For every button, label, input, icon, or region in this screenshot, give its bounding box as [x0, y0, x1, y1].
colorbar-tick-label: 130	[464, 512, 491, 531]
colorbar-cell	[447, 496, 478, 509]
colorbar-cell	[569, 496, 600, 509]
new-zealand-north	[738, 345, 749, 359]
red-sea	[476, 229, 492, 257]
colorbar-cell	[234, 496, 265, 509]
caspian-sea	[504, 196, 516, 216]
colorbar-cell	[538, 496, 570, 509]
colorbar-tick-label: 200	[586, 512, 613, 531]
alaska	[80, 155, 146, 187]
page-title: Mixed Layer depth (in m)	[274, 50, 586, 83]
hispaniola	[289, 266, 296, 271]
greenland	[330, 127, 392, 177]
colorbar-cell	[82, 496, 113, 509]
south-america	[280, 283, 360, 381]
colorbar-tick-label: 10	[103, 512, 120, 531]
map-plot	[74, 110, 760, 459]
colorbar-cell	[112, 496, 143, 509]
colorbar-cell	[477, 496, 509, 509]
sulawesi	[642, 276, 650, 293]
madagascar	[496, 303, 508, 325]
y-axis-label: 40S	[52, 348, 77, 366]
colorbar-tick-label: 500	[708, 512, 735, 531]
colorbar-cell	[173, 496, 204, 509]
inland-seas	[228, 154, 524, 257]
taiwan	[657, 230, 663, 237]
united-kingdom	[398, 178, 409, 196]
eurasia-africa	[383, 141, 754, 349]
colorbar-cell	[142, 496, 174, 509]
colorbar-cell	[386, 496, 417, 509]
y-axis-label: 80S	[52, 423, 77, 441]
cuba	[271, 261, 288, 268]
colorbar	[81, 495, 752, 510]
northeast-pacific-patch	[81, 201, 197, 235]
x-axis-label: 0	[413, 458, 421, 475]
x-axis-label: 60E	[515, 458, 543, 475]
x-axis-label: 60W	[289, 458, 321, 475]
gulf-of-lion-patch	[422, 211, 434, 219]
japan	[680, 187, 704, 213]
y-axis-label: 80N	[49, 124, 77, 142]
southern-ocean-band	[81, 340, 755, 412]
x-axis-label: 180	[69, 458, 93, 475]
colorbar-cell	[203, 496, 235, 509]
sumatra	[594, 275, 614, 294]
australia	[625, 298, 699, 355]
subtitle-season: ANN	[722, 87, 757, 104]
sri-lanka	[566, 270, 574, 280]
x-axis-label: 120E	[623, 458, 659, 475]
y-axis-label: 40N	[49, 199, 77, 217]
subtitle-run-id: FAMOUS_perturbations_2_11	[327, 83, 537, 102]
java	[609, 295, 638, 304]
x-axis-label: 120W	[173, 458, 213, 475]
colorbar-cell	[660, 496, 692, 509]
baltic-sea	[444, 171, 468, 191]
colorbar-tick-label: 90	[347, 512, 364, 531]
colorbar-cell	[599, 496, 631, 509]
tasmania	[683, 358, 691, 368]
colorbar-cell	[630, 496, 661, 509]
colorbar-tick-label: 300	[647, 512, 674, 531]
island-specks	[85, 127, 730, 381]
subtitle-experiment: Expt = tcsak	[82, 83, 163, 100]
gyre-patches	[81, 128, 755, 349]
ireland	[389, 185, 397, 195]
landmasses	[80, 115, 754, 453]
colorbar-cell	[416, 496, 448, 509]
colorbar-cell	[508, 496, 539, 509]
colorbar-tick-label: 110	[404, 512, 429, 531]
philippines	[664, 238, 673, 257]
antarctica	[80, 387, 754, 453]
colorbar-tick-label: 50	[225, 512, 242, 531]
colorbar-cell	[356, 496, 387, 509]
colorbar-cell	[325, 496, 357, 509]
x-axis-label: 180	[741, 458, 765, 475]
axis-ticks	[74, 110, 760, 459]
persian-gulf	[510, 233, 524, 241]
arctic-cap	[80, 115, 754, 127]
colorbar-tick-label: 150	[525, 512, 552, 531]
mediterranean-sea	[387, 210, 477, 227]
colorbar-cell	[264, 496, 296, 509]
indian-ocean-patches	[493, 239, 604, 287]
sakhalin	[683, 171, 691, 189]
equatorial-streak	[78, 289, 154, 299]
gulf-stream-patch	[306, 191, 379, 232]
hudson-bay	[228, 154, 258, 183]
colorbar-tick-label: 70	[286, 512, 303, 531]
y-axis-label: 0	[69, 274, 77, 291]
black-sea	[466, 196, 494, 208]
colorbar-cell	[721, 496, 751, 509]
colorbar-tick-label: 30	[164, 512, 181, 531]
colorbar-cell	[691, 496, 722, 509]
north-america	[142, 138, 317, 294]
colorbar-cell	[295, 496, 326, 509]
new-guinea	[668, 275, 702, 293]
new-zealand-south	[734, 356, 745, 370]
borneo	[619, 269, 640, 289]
****
> Task
Rewrite the records with "page-title" swapped for "chart-title" and nothing else changed.

> Solution to the problem
For every button, label, input, icon, or region in this screenshot, give its bounding box as [x0, y0, x1, y1].
colorbar-tick-label: 130	[464, 512, 491, 531]
colorbar-cell	[447, 496, 478, 509]
colorbar-cell	[569, 496, 600, 509]
new-zealand-north	[738, 345, 749, 359]
red-sea	[476, 229, 492, 257]
colorbar-cell	[234, 496, 265, 509]
caspian-sea	[504, 196, 516, 216]
colorbar-cell	[538, 496, 570, 509]
colorbar-tick-label: 200	[586, 512, 613, 531]
alaska	[80, 155, 146, 187]
chart-title: Mixed Layer depth (in m)	[274, 50, 586, 83]
hispaniola	[289, 266, 296, 271]
greenland	[330, 127, 392, 177]
colorbar-cell	[82, 496, 113, 509]
south-america	[280, 283, 360, 381]
colorbar-tick-label: 10	[103, 512, 120, 531]
map-plot	[74, 110, 760, 459]
colorbar-cell	[112, 496, 143, 509]
colorbar-cell	[477, 496, 509, 509]
sulawesi	[642, 276, 650, 293]
madagascar	[496, 303, 508, 325]
y-axis-label: 40S	[52, 348, 77, 366]
colorbar-tick-label: 500	[708, 512, 735, 531]
colorbar-cell	[173, 496, 204, 509]
inland-seas	[228, 154, 524, 257]
taiwan	[657, 230, 663, 237]
united-kingdom	[398, 178, 409, 196]
eurasia-africa	[383, 141, 754, 349]
colorbar-cell	[142, 496, 174, 509]
colorbar-cell	[386, 496, 417, 509]
y-axis-label: 80S	[52, 423, 77, 441]
cuba	[271, 261, 288, 268]
colorbar	[81, 495, 752, 510]
northeast-pacific-patch	[81, 201, 197, 235]
x-axis-label: 0	[413, 458, 421, 475]
x-axis-label: 60E	[515, 458, 543, 475]
x-axis-label: 60W	[289, 458, 321, 475]
gulf-of-lion-patch	[422, 211, 434, 219]
japan	[680, 187, 704, 213]
y-axis-label: 80N	[49, 124, 77, 142]
southern-ocean-band	[81, 340, 755, 412]
x-axis-label: 180	[69, 458, 93, 475]
colorbar-cell	[203, 496, 235, 509]
sumatra	[594, 275, 614, 294]
australia	[625, 298, 699, 355]
subtitle-season: ANN	[722, 87, 757, 104]
sri-lanka	[566, 270, 574, 280]
x-axis-label: 120E	[623, 458, 659, 475]
y-axis-label: 40N	[49, 199, 77, 217]
subtitle-run-id: FAMOUS_perturbations_2_11	[327, 83, 537, 102]
java	[609, 295, 638, 304]
x-axis-label: 120W	[173, 458, 213, 475]
colorbar-cell	[660, 496, 692, 509]
baltic-sea	[444, 171, 468, 191]
colorbar-tick-label: 90	[347, 512, 364, 531]
colorbar-cell	[599, 496, 631, 509]
tasmania	[683, 358, 691, 368]
colorbar-cell	[630, 496, 661, 509]
colorbar-tick-label: 300	[647, 512, 674, 531]
island-specks	[85, 127, 730, 381]
subtitle-experiment: Expt = tcsak	[82, 83, 163, 100]
gyre-patches	[81, 128, 755, 349]
ireland	[389, 185, 397, 195]
landmasses	[80, 115, 754, 453]
colorbar-cell	[416, 496, 448, 509]
colorbar-cell	[508, 496, 539, 509]
colorbar-tick-label: 110	[404, 512, 429, 531]
philippines	[664, 238, 673, 257]
antarctica	[80, 387, 754, 453]
colorbar-tick-label: 50	[225, 512, 242, 531]
colorbar-cell	[356, 496, 387, 509]
colorbar-cell	[325, 496, 357, 509]
x-axis-label: 180	[741, 458, 765, 475]
axis-ticks	[74, 110, 760, 459]
persian-gulf	[510, 233, 524, 241]
arctic-cap	[80, 115, 754, 127]
colorbar-tick-label: 150	[525, 512, 552, 531]
mediterranean-sea	[387, 210, 477, 227]
colorbar-cell	[264, 496, 296, 509]
indian-ocean-patches	[493, 239, 604, 287]
sakhalin	[683, 171, 691, 189]
equatorial-streak	[78, 289, 154, 299]
gulf-stream-patch	[306, 191, 379, 232]
hudson-bay	[228, 154, 258, 183]
colorbar-tick-label: 70	[286, 512, 303, 531]
y-axis-label: 0	[69, 274, 77, 291]
black-sea	[466, 196, 494, 208]
colorbar-cell	[721, 496, 751, 509]
colorbar-tick-label: 30	[164, 512, 181, 531]
colorbar-cell	[691, 496, 722, 509]
north-america	[142, 138, 317, 294]
colorbar-cell	[295, 496, 326, 509]
new-guinea	[668, 275, 702, 293]
new-zealand-south	[734, 356, 745, 370]
borneo	[619, 269, 640, 289]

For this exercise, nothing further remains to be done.